● **What is needed**
Below is a block of records; repeat all of them exactly.

-- start Dataset entries --

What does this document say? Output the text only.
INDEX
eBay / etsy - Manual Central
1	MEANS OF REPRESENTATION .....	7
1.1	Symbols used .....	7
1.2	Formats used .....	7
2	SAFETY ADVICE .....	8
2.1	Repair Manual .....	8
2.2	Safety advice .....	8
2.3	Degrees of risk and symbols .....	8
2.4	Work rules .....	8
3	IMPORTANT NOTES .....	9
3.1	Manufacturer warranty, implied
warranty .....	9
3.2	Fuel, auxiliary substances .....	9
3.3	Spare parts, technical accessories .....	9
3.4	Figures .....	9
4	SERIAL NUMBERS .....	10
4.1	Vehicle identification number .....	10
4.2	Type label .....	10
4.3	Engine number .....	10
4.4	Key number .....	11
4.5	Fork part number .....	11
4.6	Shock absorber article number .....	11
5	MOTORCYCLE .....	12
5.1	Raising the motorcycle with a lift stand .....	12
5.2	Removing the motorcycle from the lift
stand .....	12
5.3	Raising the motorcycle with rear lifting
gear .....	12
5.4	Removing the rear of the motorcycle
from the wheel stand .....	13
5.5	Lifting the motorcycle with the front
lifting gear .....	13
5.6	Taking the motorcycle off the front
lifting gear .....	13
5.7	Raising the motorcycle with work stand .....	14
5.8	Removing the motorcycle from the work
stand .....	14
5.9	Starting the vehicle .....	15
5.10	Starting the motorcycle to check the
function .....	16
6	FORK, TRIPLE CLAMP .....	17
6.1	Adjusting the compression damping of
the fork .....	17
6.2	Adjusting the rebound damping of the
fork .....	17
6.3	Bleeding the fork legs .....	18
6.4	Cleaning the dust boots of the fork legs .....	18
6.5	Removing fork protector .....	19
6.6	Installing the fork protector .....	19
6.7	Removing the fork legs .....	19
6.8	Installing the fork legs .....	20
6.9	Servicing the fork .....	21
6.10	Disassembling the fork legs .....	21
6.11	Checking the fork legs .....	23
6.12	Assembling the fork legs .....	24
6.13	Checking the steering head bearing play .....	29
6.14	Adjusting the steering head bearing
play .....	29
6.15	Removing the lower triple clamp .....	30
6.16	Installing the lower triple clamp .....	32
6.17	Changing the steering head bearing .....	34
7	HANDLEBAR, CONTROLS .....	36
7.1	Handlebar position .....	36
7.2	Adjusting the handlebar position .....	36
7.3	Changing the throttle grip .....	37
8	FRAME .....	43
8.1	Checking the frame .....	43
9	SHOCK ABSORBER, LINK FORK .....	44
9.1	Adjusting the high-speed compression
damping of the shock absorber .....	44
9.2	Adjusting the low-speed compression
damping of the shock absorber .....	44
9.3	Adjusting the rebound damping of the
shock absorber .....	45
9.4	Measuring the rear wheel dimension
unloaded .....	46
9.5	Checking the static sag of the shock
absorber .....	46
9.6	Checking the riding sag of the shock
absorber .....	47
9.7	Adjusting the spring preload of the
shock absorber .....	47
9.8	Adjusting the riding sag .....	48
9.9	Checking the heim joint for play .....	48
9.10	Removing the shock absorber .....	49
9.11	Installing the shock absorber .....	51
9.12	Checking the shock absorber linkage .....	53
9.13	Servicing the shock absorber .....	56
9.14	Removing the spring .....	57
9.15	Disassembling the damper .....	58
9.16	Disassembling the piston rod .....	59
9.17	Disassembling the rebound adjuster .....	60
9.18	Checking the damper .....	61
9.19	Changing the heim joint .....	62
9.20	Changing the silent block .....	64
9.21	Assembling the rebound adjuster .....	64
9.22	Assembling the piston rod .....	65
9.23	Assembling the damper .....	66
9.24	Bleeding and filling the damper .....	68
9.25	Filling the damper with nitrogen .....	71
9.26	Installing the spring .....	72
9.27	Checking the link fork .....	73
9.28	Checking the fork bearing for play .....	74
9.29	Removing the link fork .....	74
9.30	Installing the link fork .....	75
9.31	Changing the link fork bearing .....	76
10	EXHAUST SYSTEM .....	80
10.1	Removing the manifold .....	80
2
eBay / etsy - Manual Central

-- end Dataset entries --

● **Complete output**
What does this document say? Output the text only.
INDEX
eBay / etsy - Manual Central
1	MEANS OF REPRESENTATION .....	7
1.1	Symbols used .....	7
1.2	Formats used .....	7
2	SAFETY ADVICE .....	8
2.1	Repair Manual .....	8
2.2	Safety advice .....	8
2.3	Degrees of risk and symbols .....	8
2.4	Work rules .....	8
3	IMPORTANT NOTES .....	9
3.1	Manufacturer warranty, implied
warranty .....	9
3.2	Fuel, auxiliary substances .....	9
3.3	Spare parts, technical accessories .....	9
3.4	Figures .....	9
4	SERIAL NUMBERS .....	10
4.1	Vehicle identification number .....	10
4.2	Type label .....	10
4.3	Engine number .....	10
4.4	Key number .....	11
4.5	Fork part number .....	11
4.6	Shock absorber article number .....	11
5	MOTORCYCLE .....	12
5.1	Raising the motorcycle with a lift stand .....	12
5.2	Removing the motorcycle from the lift
stand .....	12
5.3	Raising the motorcycle with rear lifting
gear .....	12
5.4	Removing the rear of the motorcycle
from the wheel stand .....	13
5.5	Lifting the motorcycle with the front
lifting gear .....	13
5.6	Taking the motorcycle off the front
lifting gear .....	13
5.7	Raising the motorcycle with work stand .....	14
5.8	Removing the motorcycle from the work
stand .....	14
5.9	Starting the vehicle .....	15
5.10	Starting the motorcycle to check the
function .....	16
6	FORK, TRIPLE CLAMP .....	17
6.1	Adjusting the compression damping of
the fork .....	17
6.2	Adjusting the rebound damping of the
fork .....	17
6.3	Bleeding the fork legs .....	18
6.4	Cleaning the dust boots of the fork legs .....	18
6.5	Removing fork protector .....	19
6.6	Installing the fork protector .....	19
6.7	Removing the fork legs .....	19
6.8	Installing the fork legs .....	20
6.9	Servicing the fork .....	21
6.10	Disassembling the fork legs .....	21
6.11	Checking the fork legs .....	23
6.12	Assembling the fork legs .....	24
6.13	Checking the steering head bearing play .....	29
6.14	Adjusting the steering head bearing
play .....	29
6.15	Removing the lower triple clamp .....	30
6.16	Installing the lower triple clamp .....	32
6.17	Changing the steering head bearing .....	34
7	HANDLEBAR, CONTROLS .....	36
7.1	Handlebar position .....	36
7.2	Adjusting the handlebar position .....	36
7.3	Changing the throttle grip .....	37
8	FRAME .....	43
8.1	Checking the frame .....	43
9	SHOCK ABSORBER, LINK FORK .....	44
9.1	Adjusting the high-speed compression
damping of the shock absorber .....	44
9.2	Adjusting the low-speed compression
damping of the shock absorber .....	44
9.3	Adjusting the rebound damping of the
shock absorber .....	45
9.4	Measuring the rear wheel dimension
unloaded .....	46
9.5	Checking the static sag of the shock
absorber .....	46
9.6	Checking the riding sag of the shock
absorber .....	47
9.7	Adjusting the spring preload of the
shock absorber .....	47
9.8	Adjusting the riding sag .....	48
9.9	Checking the heim joint for play .....	48
9.10	Removing the shock absorber .....	49
9.11	Installing the shock absorber .....	51
9.12	Checking the shock absorber linkage .....	53
9.13	Servicing the shock absorber .....	56
9.14	Removing the spring .....	57
9.15	Disassembling the damper .....	58
9.16	Disassembling the piston rod .....	59
9.17	Disassembling the rebound adjuster .....	60
9.18	Checking the damper .....	61
9.19	Changing the heim joint .....	62
9.20	Changing the silent block .....	64
9.21	Assembling the rebound adjuster .....	64
9.22	Assembling the piston rod .....	65
9.23	Assembling the damper .....	66
9.24	Bleeding and filling the damper .....	68
9.25	Filling the damper with nitrogen .....	71
9.26	Installing the spring .....	72
9.27	Checking the link fork .....	73
9.28	Checking the fork bearing for play .....	74
9.29	Removing the link fork .....	74
9.30	Installing the link fork .....	75
9.31	Changing the link fork bearing .....	76
10	EXHAUST SYSTEM .....	80
10.1	Removing the manifold .....	80
2
eBay / etsy - Manual Central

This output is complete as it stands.